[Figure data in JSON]
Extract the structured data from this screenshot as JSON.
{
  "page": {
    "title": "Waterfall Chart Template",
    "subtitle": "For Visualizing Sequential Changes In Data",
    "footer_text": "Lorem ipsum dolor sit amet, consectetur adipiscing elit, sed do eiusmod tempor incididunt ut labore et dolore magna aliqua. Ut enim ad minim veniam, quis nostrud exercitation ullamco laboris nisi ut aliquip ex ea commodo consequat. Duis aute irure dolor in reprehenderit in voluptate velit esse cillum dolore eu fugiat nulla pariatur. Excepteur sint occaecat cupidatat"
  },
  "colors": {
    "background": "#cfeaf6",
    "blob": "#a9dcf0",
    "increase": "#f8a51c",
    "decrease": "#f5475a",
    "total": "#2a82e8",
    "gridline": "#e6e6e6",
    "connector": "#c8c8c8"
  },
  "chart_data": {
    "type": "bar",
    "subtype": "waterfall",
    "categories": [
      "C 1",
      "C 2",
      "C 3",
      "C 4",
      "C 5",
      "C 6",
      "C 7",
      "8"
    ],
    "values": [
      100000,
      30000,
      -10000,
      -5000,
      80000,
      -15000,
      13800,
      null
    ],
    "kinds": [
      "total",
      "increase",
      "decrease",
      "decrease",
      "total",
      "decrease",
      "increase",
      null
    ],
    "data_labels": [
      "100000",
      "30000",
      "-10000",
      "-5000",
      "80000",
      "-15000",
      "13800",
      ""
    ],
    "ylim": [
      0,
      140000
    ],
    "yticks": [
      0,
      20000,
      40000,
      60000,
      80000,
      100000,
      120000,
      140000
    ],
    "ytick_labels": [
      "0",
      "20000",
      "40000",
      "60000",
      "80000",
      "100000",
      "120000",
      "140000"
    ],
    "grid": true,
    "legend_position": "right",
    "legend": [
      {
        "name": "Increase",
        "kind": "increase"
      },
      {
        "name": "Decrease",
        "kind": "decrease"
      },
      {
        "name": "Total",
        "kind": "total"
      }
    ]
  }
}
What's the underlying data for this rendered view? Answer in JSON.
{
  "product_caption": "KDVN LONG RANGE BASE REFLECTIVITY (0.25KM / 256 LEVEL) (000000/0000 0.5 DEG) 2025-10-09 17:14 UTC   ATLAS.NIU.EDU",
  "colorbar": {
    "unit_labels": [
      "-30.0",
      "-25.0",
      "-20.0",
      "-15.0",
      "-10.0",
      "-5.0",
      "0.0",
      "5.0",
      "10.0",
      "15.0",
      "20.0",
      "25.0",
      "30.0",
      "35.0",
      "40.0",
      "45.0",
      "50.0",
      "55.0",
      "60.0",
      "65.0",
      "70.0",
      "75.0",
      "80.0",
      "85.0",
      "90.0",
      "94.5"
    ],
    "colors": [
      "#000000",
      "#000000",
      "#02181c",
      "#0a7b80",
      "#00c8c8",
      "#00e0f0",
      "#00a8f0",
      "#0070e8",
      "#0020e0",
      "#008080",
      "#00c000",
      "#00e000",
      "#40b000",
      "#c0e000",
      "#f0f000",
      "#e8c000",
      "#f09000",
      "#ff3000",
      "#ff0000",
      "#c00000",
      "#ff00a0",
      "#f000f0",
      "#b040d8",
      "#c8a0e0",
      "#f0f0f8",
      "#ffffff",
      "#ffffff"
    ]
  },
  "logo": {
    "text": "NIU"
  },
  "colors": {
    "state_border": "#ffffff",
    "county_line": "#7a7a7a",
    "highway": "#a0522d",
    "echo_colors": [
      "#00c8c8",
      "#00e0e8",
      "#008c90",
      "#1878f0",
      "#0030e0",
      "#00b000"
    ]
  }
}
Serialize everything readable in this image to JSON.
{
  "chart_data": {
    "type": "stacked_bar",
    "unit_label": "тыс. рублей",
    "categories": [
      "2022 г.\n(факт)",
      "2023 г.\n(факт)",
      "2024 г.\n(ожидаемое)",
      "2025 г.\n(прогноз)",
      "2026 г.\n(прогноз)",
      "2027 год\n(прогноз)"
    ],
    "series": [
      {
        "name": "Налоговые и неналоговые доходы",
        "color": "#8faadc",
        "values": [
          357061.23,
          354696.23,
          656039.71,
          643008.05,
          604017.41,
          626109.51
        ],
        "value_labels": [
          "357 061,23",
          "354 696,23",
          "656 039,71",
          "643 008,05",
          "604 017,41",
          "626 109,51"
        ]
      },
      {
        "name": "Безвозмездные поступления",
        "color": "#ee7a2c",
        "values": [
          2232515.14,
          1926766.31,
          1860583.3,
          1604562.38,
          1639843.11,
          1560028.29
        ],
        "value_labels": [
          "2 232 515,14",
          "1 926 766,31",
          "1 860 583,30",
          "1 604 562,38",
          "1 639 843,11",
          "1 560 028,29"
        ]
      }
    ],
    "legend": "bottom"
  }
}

Instructions for the task: Extract from the material all lines containing the string "this".

The output:
Extract the structured data from this screenshot as JSON.
What's the underlying data for this rendered view? Answer in JSON.
Serialize everything readable in this image to JSON.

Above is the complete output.